Gather every line that includes the word "JSON", please.

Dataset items
====

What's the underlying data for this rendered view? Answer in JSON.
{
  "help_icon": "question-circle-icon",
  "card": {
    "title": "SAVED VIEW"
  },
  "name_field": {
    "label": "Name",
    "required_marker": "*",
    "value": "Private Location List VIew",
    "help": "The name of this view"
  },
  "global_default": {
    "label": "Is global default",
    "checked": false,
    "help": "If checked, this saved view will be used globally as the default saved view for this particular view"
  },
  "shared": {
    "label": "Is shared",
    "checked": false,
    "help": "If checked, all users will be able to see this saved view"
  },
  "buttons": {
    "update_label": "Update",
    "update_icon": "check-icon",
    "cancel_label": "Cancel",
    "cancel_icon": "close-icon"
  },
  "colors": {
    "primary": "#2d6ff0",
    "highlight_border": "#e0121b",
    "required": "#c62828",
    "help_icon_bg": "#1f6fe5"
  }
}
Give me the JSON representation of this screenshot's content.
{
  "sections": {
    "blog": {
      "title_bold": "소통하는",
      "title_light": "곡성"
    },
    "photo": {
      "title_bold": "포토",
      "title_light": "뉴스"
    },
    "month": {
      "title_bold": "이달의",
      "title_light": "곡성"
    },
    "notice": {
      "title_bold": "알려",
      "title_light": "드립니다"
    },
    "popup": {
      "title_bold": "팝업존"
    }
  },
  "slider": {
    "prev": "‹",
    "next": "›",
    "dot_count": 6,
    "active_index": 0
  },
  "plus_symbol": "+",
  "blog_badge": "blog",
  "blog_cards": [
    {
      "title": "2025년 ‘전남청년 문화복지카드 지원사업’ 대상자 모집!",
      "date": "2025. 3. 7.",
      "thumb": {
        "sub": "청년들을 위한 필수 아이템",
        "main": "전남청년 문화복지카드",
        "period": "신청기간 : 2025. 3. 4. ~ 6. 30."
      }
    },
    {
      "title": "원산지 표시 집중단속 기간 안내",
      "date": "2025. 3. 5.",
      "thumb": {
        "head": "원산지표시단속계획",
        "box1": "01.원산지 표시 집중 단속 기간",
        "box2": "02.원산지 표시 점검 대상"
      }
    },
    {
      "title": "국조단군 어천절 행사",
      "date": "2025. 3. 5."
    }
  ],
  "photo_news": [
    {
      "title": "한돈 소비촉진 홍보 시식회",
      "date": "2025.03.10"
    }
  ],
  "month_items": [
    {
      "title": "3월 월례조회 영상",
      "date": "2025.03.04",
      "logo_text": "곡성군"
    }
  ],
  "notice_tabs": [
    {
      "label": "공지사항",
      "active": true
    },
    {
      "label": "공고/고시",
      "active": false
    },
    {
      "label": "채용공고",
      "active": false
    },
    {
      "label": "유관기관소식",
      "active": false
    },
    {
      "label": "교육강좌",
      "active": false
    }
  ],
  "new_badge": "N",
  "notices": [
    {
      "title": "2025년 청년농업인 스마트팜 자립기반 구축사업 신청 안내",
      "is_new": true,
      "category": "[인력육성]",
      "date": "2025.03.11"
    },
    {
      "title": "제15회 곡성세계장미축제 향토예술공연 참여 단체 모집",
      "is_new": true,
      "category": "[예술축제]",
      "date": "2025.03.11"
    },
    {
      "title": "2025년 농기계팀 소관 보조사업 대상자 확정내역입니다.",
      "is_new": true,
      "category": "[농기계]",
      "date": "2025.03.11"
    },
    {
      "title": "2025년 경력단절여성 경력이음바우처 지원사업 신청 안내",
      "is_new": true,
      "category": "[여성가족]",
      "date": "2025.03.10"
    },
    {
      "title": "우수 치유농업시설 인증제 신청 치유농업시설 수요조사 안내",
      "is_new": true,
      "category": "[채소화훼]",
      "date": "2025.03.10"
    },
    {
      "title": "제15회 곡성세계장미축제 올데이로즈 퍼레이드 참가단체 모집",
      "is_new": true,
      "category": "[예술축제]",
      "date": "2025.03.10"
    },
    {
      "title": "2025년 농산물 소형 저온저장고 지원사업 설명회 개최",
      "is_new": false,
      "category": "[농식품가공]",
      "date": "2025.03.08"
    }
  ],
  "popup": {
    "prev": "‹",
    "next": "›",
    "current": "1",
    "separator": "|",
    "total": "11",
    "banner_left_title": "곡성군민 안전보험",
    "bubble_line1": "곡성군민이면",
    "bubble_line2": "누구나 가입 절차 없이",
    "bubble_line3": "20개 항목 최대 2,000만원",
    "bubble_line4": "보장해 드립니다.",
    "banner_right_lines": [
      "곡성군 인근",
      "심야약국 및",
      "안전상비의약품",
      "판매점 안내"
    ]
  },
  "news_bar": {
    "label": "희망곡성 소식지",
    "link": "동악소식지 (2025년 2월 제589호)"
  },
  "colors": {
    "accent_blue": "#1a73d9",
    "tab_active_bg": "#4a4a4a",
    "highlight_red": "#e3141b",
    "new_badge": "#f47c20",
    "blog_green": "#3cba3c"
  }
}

====

▸ Task answer
What's the underlying data for this rendered view? Answer in JSON.
Give me the JSON representation of this screenshot's content.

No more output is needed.